Data shown ::
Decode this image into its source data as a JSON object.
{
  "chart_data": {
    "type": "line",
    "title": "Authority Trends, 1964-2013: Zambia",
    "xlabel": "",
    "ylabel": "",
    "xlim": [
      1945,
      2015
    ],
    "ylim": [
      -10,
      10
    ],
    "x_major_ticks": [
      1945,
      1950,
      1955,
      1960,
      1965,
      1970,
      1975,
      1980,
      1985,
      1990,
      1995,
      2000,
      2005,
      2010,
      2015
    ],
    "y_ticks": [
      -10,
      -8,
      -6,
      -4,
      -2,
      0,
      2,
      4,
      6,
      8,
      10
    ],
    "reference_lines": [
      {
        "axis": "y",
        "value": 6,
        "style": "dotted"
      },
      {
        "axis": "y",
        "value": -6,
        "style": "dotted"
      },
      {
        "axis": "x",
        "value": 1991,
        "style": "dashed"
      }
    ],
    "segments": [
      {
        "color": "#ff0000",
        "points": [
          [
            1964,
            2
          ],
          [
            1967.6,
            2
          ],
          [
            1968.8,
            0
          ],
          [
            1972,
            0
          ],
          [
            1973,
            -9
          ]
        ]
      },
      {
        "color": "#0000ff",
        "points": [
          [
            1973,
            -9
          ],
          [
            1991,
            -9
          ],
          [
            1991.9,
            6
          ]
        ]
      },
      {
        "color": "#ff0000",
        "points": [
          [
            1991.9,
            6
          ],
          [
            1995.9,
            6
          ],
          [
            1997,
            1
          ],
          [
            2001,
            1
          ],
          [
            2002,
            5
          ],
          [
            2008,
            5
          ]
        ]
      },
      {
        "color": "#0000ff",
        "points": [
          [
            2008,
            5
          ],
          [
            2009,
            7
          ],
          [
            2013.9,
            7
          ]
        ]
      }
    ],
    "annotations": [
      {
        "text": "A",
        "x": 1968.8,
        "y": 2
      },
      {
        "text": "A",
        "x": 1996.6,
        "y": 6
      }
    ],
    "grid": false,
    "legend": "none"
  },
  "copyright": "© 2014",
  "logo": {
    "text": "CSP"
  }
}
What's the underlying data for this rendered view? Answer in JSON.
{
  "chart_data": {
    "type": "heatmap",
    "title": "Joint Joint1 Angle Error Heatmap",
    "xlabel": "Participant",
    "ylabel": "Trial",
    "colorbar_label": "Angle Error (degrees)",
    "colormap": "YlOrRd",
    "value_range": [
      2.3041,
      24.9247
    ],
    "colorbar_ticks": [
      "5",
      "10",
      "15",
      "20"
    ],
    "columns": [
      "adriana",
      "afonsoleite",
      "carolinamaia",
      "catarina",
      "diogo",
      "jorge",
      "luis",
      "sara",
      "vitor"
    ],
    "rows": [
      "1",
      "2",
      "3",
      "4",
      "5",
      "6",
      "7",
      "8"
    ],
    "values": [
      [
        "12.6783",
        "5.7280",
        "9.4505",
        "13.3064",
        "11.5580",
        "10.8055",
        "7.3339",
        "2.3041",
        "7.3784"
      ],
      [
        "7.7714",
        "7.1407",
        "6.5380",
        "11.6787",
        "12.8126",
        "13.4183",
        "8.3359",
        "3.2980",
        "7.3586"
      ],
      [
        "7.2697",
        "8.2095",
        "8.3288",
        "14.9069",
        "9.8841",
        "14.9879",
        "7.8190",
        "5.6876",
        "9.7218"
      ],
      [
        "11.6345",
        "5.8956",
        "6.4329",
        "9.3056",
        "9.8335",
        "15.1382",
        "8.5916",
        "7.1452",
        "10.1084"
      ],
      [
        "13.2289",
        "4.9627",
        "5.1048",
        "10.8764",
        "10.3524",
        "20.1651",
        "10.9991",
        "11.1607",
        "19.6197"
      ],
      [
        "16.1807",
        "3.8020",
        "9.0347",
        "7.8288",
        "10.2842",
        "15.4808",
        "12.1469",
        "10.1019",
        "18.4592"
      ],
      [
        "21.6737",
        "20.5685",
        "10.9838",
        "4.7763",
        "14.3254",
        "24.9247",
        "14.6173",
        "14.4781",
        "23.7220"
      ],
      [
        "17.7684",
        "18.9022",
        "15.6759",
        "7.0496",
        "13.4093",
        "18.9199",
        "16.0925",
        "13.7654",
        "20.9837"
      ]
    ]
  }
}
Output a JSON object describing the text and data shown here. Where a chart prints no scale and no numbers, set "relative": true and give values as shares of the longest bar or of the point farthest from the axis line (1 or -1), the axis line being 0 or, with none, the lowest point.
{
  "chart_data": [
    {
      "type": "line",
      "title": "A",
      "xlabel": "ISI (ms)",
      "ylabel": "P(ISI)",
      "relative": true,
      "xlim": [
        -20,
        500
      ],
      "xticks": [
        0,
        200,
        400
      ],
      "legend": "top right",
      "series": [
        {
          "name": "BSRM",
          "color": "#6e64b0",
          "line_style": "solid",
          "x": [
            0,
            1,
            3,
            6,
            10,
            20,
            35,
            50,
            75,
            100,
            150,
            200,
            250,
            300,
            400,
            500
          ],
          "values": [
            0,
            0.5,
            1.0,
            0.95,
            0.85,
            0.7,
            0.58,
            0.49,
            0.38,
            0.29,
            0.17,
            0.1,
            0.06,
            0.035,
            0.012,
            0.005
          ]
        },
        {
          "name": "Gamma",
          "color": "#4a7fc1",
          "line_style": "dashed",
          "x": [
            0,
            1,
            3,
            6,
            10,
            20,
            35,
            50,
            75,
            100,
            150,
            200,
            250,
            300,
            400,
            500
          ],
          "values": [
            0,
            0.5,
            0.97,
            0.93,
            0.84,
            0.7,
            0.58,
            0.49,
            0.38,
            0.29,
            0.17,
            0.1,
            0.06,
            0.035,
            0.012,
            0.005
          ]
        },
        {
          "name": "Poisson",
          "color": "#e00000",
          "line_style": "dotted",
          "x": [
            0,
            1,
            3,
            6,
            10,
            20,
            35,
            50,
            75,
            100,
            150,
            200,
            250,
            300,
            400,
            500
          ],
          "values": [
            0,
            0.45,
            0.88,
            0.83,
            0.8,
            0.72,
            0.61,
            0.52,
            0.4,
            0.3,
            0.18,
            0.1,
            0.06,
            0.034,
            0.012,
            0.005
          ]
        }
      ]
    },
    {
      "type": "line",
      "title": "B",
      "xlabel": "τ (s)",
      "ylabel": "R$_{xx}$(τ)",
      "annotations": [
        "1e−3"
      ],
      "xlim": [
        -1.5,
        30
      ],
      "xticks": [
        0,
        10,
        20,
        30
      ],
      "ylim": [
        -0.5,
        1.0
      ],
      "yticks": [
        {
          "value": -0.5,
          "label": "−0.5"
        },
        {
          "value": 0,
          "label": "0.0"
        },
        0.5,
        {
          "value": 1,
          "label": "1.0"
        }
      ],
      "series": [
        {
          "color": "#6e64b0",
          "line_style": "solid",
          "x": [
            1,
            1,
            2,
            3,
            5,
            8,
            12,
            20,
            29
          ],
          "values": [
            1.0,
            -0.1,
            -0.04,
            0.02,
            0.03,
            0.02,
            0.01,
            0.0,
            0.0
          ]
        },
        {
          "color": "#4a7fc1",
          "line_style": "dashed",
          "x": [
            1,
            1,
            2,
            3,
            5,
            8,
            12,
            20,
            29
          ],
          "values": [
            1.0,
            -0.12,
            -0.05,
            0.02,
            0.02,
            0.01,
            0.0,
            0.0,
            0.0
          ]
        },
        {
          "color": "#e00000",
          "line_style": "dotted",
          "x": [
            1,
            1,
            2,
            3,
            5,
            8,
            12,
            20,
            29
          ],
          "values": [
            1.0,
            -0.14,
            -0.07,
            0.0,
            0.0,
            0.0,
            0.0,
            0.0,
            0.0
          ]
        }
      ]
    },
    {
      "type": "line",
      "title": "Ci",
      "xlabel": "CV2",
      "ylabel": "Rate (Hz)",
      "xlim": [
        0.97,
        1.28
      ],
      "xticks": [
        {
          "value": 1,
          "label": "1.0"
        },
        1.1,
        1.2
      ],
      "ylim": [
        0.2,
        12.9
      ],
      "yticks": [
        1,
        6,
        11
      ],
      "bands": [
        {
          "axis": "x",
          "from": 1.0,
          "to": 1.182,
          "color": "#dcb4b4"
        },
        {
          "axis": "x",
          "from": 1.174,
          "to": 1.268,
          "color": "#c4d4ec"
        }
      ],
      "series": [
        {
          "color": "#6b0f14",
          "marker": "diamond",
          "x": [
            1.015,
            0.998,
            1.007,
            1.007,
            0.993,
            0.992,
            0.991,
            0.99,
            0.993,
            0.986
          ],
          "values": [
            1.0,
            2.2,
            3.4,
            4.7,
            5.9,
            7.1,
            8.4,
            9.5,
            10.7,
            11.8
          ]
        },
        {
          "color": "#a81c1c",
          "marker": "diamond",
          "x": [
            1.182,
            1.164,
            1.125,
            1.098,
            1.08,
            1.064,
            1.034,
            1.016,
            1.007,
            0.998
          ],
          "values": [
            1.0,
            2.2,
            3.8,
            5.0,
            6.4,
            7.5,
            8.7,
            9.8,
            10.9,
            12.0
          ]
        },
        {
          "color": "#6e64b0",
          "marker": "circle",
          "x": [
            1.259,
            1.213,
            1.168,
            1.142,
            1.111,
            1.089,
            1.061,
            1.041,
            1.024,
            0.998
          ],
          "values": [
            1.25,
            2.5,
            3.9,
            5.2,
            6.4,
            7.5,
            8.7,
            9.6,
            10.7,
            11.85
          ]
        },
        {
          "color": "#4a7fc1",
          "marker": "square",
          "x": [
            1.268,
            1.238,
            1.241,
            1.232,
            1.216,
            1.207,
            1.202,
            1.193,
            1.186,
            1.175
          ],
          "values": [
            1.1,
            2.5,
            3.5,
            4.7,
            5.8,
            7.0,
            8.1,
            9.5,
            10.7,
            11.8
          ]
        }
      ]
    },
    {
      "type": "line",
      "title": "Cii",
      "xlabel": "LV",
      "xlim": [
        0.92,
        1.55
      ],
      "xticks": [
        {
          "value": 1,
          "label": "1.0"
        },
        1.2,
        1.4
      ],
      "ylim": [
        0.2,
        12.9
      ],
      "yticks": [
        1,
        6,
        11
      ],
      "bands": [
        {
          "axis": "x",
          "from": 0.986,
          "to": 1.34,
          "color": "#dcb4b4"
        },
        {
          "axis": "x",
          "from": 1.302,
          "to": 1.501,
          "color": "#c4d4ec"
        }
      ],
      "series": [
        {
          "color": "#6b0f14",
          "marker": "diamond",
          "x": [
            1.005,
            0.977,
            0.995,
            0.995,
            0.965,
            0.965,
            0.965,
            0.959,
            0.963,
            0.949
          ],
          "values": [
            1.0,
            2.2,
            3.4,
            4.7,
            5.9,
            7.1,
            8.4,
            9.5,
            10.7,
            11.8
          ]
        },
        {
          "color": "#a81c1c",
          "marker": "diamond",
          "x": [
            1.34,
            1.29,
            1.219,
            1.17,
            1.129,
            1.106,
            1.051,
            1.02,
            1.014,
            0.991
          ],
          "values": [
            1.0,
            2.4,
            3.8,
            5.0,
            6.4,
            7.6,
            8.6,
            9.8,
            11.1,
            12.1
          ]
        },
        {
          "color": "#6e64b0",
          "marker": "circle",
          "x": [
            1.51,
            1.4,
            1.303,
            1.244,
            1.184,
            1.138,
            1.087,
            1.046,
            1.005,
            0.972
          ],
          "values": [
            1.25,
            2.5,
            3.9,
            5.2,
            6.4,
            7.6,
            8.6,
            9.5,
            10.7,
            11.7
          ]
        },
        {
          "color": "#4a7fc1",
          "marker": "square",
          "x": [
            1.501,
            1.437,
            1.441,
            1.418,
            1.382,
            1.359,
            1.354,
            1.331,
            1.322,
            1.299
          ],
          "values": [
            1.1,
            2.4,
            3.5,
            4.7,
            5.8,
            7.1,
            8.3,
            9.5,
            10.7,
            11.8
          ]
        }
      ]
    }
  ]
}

What you will do :: Pick out the lines above that hold the string "Angle" and show them.

Worked solution ::
    "title": "Joint Joint1 Angle Error Heatmap",
    "colorbar_label": "Angle Error (degrees)",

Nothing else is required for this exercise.